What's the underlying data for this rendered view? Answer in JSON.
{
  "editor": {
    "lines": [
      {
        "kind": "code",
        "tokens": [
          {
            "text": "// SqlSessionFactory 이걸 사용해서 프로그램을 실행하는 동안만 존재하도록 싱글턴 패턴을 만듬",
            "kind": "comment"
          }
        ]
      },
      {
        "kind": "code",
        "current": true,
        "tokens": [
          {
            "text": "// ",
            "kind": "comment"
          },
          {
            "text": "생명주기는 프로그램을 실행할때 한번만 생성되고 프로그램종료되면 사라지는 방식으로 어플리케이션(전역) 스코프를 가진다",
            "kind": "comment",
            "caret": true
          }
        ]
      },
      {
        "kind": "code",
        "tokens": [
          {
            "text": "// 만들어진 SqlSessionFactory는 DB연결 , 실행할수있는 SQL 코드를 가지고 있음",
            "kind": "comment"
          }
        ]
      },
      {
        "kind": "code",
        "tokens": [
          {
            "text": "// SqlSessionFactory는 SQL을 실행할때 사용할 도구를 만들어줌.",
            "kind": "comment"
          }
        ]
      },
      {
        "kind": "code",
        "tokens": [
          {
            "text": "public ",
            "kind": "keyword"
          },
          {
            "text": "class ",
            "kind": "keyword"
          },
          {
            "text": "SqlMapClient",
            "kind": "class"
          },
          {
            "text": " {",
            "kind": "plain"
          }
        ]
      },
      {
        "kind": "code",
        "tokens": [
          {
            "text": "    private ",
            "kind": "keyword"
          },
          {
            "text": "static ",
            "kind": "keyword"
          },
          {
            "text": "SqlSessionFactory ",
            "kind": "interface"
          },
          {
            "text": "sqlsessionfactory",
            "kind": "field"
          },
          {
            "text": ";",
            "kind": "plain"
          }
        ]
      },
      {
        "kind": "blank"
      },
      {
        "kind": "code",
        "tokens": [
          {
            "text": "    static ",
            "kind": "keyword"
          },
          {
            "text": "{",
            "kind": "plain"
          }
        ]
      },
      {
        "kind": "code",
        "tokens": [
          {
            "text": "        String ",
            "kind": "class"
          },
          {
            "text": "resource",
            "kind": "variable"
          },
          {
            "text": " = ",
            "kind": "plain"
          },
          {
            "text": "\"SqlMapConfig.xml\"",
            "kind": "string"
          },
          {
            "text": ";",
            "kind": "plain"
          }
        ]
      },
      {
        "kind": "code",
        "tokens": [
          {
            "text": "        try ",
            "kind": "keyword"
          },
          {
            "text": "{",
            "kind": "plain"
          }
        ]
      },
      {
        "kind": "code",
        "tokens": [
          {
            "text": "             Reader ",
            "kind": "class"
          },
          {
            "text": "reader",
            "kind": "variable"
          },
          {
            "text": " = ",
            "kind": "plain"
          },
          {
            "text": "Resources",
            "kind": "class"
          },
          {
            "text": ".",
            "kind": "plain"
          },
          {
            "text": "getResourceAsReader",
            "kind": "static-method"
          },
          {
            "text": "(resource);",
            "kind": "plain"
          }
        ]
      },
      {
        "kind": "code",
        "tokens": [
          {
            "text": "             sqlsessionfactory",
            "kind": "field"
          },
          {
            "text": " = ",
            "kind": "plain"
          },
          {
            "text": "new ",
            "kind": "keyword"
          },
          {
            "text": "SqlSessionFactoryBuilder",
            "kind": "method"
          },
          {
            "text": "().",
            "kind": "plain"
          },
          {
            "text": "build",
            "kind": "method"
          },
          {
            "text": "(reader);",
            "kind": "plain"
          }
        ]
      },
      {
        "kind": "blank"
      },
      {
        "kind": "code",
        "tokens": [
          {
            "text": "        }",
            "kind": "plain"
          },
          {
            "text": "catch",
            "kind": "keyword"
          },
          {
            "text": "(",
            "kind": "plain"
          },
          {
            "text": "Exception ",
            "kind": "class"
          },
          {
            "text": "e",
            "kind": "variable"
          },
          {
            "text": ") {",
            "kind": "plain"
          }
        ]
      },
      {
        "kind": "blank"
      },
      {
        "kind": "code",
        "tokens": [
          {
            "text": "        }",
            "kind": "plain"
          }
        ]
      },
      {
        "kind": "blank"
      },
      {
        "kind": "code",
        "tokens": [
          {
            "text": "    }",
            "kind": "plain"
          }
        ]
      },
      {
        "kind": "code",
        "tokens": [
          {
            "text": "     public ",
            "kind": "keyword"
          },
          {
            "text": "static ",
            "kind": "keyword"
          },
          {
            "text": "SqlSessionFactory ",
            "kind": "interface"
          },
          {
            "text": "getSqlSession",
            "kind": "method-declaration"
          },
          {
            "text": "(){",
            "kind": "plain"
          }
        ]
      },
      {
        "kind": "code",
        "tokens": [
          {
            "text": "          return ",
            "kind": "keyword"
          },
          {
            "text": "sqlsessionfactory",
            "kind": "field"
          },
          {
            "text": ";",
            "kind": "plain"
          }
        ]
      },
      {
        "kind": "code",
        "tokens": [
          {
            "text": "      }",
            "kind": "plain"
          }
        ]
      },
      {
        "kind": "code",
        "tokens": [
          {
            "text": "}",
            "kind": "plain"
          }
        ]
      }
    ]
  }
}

____

> **TASK REQUIREMENTS**
Retype all the material above precisely, with no line left out.

> **WORKED ANSWER**
What's the underlying data for this rendered view? Answer in JSON.
{
  "editor": {
    "lines": [
      {
        "kind": "code",
        "tokens": [
          {
            "text": "// SqlSessionFactory 이걸 사용해서 프로그램을 실행하는 동안만 존재하도록 싱글턴 패턴을 만듬",
            "kind": "comment"
          }
        ]
      },
      {
        "kind": "code",
        "current": true,
        "tokens": [
          {
            "text": "// ",
            "kind": "comment"
          },
          {
            "text": "생명주기는 프로그램을 실행할때 한번만 생성되고 프로그램종료되면 사라지는 방식으로 어플리케이션(전역) 스코프를 가진다",
            "kind": "comment",
            "caret": true
          }
        ]
      },
      {
        "kind": "code",
        "tokens": [
          {
            "text": "// 만들어진 SqlSessionFactory는 DB연결 , 실행할수있는 SQL 코드를 가지고 있음",
            "kind": "comment"
          }
        ]
      },
      {
        "kind": "code",
        "tokens": [
          {
            "text": "// SqlSessionFactory는 SQL을 실행할때 사용할 도구를 만들어줌.",
            "kind": "comment"
          }
        ]
      },
      {
        "kind": "code",
        "tokens": [
          {
            "text": "public ",
            "kind": "keyword"
          },
          {
            "text": "class ",
            "kind": "keyword"
          },
          {
            "text": "SqlMapClient",
            "kind": "class"
          },
          {
            "text": " {",
            "kind": "plain"
          }
        ]
      },
      {
        "kind": "code",
        "tokens": [
          {
            "text": "    private ",
            "kind": "keyword"
          },
          {
            "text": "static ",
            "kind": "keyword"
          },
          {
            "text": "SqlSessionFactory ",
            "kind": "interface"
          },
          {
            "text": "sqlsessionfactory",
            "kind": "field"
          },
          {
            "text": ";",
            "kind": "plain"
          }
        ]
      },
      {
        "kind": "blank"
      },
      {
        "kind": "code",
        "tokens": [
          {
            "text": "    static ",
            "kind": "keyword"
          },
          {
            "text": "{",
            "kind": "plain"
          }
        ]
      },
      {
        "kind": "code",
        "tokens": [
          {
            "text": "        String ",
            "kind": "class"
          },
          {
            "text": "resource",
            "kind": "variable"
          },
          {
            "text": " = ",
            "kind": "plain"
          },
          {
            "text": "\"SqlMapConfig.xml\"",
            "kind": "string"
          },
          {
            "text": ";",
            "kind": "plain"
          }
        ]
      },
      {
        "kind": "code",
        "tokens": [
          {
            "text": "        try ",
            "kind": "keyword"
          },
          {
            "text": "{",
            "kind": "plain"
          }
        ]
      },
      {
        "kind": "code",
        "tokens": [
          {
            "text": "             Reader ",
            "kind": "class"
          },
          {
            "text": "reader",
            "kind": "variable"
          },
          {
            "text": " = ",
            "kind": "plain"
          },
          {
            "text": "Resources",
            "kind": "class"
          },
          {
            "text": ".",
            "kind": "plain"
          },
          {
            "text": "getResourceAsReader",
            "kind": "static-method"
          },
          {
            "text": "(resource);",
            "kind": "plain"
          }
        ]
      },
      {
        "kind": "code",
        "tokens": [
          {
            "text": "             sqlsessionfactory",
            "kind": "field"
          },
          {
            "text": " = ",
            "kind": "plain"
          },
          {
            "text": "new ",
            "kind": "keyword"
          },
          {
            "text": "SqlSessionFactoryBuilder",
            "kind": "method"
          },
          {
            "text": "().",
            "kind": "plain"
          },
          {
            "text": "build",
            "kind": "method"
          },
          {
            "text": "(reader);",
            "kind": "plain"
          }
        ]
      },
      {
        "kind": "blank"
      },
      {
        "kind": "code",
        "tokens": [
          {
            "text": "        }",
            "kind": "plain"
          },
          {
            "text": "catch",
            "kind": "keyword"
          },
          {
            "text": "(",
            "kind": "plain"
          },
          {
            "text": "Exception ",
            "kind": "class"
          },
          {
            "text": "e",
            "kind": "variable"
          },
          {
            "text": ") {",
            "kind": "plain"
          }
        ]
      },
      {
        "kind": "blank"
      },
      {
        "kind": "code",
        "tokens": [
          {
            "text": "        }",
            "kind": "plain"
          }
        ]
      },
      {
        "kind": "blank"
      },
      {
        "kind": "code",
        "tokens": [
          {
            "text": "    }",
            "kind": "plain"
          }
        ]
      },
      {
        "kind": "code",
        "tokens": [
          {
            "text": "     public ",
            "kind": "keyword"
          },
          {
            "text": "static ",
            "kind": "keyword"
          },
          {
            "text": "SqlSessionFactory ",
            "kind": "interface"
          },
          {
            "text": "getSqlSession",
            "kind": "method-declaration"
          },
          {
            "text": "(){",
            "kind": "plain"
          }
        ]
      },
      {
        "kind": "code",
        "tokens": [
          {
            "text": "          return ",
            "kind": "keyword"
          },
          {
            "text": "sqlsessionfactory",
            "kind": "field"
          },
          {
            "text": ";",
            "kind": "plain"
          }
        ]
      },
      {
        "kind": "code",
        "tokens": [
          {
            "text": "      }",
            "kind": "plain"
          }
        ]
      },
      {
        "kind": "code",
        "tokens": [
          {
            "text": "}",
            "kind": "plain"
          }
        ]
      }
    ]
  }
}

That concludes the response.